◆ **PROVIDED DATA**
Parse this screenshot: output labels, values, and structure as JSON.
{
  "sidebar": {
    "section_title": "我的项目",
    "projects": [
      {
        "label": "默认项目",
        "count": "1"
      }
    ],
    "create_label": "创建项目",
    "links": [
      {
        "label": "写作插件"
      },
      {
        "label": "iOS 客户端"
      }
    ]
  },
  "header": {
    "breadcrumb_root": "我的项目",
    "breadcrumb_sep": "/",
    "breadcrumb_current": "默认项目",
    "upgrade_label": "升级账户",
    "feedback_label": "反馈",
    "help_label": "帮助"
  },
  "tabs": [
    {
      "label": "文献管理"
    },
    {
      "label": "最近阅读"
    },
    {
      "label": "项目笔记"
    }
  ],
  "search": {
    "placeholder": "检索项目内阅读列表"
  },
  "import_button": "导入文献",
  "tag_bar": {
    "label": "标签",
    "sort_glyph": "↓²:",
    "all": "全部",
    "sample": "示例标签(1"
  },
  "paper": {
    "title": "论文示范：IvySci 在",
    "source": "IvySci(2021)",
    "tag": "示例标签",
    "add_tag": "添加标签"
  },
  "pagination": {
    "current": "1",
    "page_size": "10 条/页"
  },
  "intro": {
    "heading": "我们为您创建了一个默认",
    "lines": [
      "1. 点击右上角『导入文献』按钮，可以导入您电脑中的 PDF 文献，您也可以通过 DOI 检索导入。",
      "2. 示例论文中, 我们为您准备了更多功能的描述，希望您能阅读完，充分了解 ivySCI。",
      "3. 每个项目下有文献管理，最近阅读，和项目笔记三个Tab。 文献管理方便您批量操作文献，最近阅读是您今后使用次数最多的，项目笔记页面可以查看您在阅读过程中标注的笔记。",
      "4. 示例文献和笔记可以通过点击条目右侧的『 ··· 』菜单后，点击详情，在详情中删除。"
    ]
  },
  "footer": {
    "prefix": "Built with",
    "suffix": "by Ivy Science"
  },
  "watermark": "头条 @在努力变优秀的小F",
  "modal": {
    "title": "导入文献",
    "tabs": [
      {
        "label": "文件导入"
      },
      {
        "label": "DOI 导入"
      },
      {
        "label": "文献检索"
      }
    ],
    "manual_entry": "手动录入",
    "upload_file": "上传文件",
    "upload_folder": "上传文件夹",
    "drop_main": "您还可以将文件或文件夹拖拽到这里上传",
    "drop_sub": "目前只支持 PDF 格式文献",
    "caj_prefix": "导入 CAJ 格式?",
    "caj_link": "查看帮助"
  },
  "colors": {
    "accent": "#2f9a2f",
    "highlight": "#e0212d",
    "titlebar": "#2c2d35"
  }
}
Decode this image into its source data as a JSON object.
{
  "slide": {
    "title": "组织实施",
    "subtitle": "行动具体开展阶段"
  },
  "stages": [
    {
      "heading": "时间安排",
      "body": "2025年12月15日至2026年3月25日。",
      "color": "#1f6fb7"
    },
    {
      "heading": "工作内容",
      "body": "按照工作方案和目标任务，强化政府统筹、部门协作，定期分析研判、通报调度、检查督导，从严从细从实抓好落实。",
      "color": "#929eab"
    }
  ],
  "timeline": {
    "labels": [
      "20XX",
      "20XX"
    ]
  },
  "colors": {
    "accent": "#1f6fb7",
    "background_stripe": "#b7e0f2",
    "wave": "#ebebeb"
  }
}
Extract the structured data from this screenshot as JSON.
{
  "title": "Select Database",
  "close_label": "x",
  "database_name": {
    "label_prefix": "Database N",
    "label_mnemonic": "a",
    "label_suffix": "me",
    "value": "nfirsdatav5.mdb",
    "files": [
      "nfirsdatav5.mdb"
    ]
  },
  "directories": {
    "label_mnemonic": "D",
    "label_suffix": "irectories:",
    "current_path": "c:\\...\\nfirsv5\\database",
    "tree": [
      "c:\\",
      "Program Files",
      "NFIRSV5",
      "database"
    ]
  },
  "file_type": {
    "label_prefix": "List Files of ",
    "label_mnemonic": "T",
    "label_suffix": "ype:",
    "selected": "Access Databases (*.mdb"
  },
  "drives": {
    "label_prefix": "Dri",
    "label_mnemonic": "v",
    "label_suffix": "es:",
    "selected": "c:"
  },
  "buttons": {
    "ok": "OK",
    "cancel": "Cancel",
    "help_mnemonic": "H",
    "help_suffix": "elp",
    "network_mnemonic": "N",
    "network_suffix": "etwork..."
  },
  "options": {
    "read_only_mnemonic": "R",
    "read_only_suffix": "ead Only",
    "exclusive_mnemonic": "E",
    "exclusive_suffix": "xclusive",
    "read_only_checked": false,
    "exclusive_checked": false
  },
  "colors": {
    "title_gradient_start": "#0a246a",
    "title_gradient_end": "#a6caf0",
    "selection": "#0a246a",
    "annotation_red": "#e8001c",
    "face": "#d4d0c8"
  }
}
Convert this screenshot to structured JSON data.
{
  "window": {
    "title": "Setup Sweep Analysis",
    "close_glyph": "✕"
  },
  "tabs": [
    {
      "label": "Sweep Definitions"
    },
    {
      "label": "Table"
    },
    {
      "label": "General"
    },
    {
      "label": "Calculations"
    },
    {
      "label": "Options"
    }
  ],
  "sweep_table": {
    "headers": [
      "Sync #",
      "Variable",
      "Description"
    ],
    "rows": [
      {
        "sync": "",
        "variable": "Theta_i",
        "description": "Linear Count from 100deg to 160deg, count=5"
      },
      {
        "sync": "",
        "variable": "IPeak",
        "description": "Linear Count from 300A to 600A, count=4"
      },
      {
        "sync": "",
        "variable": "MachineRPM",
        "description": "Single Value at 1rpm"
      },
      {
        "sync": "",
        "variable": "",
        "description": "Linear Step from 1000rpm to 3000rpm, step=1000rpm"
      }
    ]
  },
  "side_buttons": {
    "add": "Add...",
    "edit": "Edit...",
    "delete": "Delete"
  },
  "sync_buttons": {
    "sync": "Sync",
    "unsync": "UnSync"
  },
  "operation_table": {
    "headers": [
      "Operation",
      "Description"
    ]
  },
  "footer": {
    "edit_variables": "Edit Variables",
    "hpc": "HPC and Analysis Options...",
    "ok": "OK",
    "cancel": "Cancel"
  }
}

◆ **THE REQUEST**
The whole listing above needs to be written out again exactly.

◆ **SOLUTION FOR THIS EXERCISE**
Parse this screenshot: output labels, values, and structure as JSON.
{
  "sidebar": {
    "section_title": "我的项目",
    "projects": [
      {
        "label": "默认项目",
        "count": "1"
      }
    ],
    "create_label": "创建项目",
    "links": [
      {
        "label": "写作插件"
      },
      {
        "label": "iOS 客户端"
      }
    ]
  },
  "header": {
    "breadcrumb_root": "我的项目",
    "breadcrumb_sep": "/",
    "breadcrumb_current": "默认项目",
    "upgrade_label": "升级账户",
    "feedback_label": "反馈",
    "help_label": "帮助"
  },
  "tabs": [
    {
      "label": "文献管理"
    },
    {
      "label": "最近阅读"
    },
    {
      "label": "项目笔记"
    }
  ],
  "search": {
    "placeholder": "检索项目内阅读列表"
  },
  "import_button": "导入文献",
  "tag_bar": {
    "label": "标签",
    "sort_glyph": "↓²:",
    "all": "全部",
    "sample": "示例标签(1"
  },
  "paper": {
    "title": "论文示范：IvySci 在",
    "source": "IvySci(2021)",
    "tag": "示例标签",
    "add_tag": "添加标签"
  },
  "pagination": {
    "current": "1",
    "page_size": "10 条/页"
  },
  "intro": {
    "heading": "我们为您创建了一个默认",
    "lines": [
      "1. 点击右上角『导入文献』按钮，可以导入您电脑中的 PDF 文献，您也可以通过 DOI 检索导入。",
      "2. 示例论文中, 我们为您准备了更多功能的描述，希望您能阅读完，充分了解 ivySCI。",
      "3. 每个项目下有文献管理，最近阅读，和项目笔记三个Tab。 文献管理方便您批量操作文献，最近阅读是您今后使用次数最多的，项目笔记页面可以查看您在阅读过程中标注的笔记。",
      "4. 示例文献和笔记可以通过点击条目右侧的『 ··· 』菜单后，点击详情，在详情中删除。"
    ]
  },
  "footer": {
    "prefix": "Built with",
    "suffix": "by Ivy Science"
  },
  "watermark": "头条 @在努力变优秀的小F",
  "modal": {
    "title": "导入文献",
    "tabs": [
      {
        "label": "文件导入"
      },
      {
        "label": "DOI 导入"
      },
      {
        "label": "文献检索"
      }
    ],
    "manual_entry": "手动录入",
    "upload_file": "上传文件",
    "upload_folder": "上传文件夹",
    "drop_main": "您还可以将文件或文件夹拖拽到这里上传",
    "drop_sub": "目前只支持 PDF 格式文献",
    "caj_prefix": "导入 CAJ 格式?",
    "caj_link": "查看帮助"
  },
  "colors": {
    "accent": "#2f9a2f",
    "highlight": "#e0212d",
    "titlebar": "#2c2d35"
  }
}
Decode this image into its source data as a JSON object.
{
  "slide": {
    "title": "组织实施",
    "subtitle": "行动具体开展阶段"
  },
  "stages": [
    {
      "heading": "时间安排",
      "body": "2025年12月15日至2026年3月25日。",
      "color": "#1f6fb7"
    },
    {
      "heading": "工作内容",
      "body": "按照工作方案和目标任务，强化政府统筹、部门协作，定期分析研判、通报调度、检查督导，从严从细从实抓好落实。",
      "color": "#929eab"
    }
  ],
  "timeline": {
    "labels": [
      "20XX",
      "20XX"
    ]
  },
  "colors": {
    "accent": "#1f6fb7",
    "background_stripe": "#b7e0f2",
    "wave": "#ebebeb"
  }
}
Extract the structured data from this screenshot as JSON.
{
  "title": "Select Database",
  "close_label": "x",
  "database_name": {
    "label_prefix": "Database N",
    "label_mnemonic": "a",
    "label_suffix": "me",
    "value": "nfirsdatav5.mdb",
    "files": [
      "nfirsdatav5.mdb"
    ]
  },
  "directories": {
    "label_mnemonic": "D",
    "label_suffix": "irectories:",
    "current_path": "c:\\...\\nfirsv5\\database",
    "tree": [
      "c:\\",
      "Program Files",
      "NFIRSV5",
      "database"
    ]
  },
  "file_type": {
    "label_prefix": "List Files of ",
    "label_mnemonic": "T",
    "label_suffix": "ype:",
    "selected": "Access Databases (*.mdb"
  },
  "drives": {
    "label_prefix": "Dri",
    "label_mnemonic": "v",
    "label_suffix": "es:",
    "selected": "c:"
  },
  "buttons": {
    "ok": "OK",
    "cancel": "Cancel",
    "help_mnemonic": "H",
    "help_suffix": "elp",
    "network_mnemonic": "N",
    "network_suffix": "etwork..."
  },
  "options": {
    "read_only_mnemonic": "R",
    "read_only_suffix": "ead Only",
    "exclusive_mnemonic": "E",
    "exclusive_suffix": "xclusive",
    "read_only_checked": false,
    "exclusive_checked": false
  },
  "colors": {
    "title_gradient_start": "#0a246a",
    "title_gradient_end": "#a6caf0",
    "selection": "#0a246a",
    "annotation_red": "#e8001c",
    "face": "#d4d0c8"
  }
}
Convert this screenshot to structured JSON data.
{
  "window": {
    "title": "Setup Sweep Analysis",
    "close_glyph": "✕"
  },
  "tabs": [
    {
      "label": "Sweep Definitions"
    },
    {
      "label": "Table"
    },
    {
      "label": "General"
    },
    {
      "label": "Calculations"
    },
    {
      "label": "Options"
    }
  ],
  "sweep_table": {
    "headers": [
      "Sync #",
      "Variable",
      "Description"
    ],
    "rows": [
      {
        "sync": "",
        "variable": "Theta_i",
        "description": "Linear Count from 100deg to 160deg, count=5"
      },
      {
        "sync": "",
        "variable": "IPeak",
        "description": "Linear Count from 300A to 600A, count=4"
      },
      {
        "sync": "",
        "variable": "MachineRPM",
        "description": "Single Value at 1rpm"
      },
      {
        "sync": "",
        "variable": "",
        "description": "Linear Step from 1000rpm to 3000rpm, step=1000rpm"
      }
    ]
  },
  "side_buttons": {
    "add": "Add...",
    "edit": "Edit...",
    "delete": "Delete"
  },
  "sync_buttons": {
    "sync": "Sync",
    "unsync": "UnSync"
  },
  "operation_table": {
    "headers": [
      "Operation",
      "Description"
    ]
  },
  "footer": {
    "edit_variables": "Edit Variables",
    "hpc": "HPC and Analysis Options...",
    "ok": "OK",
    "cancel": "Cancel"
  }
}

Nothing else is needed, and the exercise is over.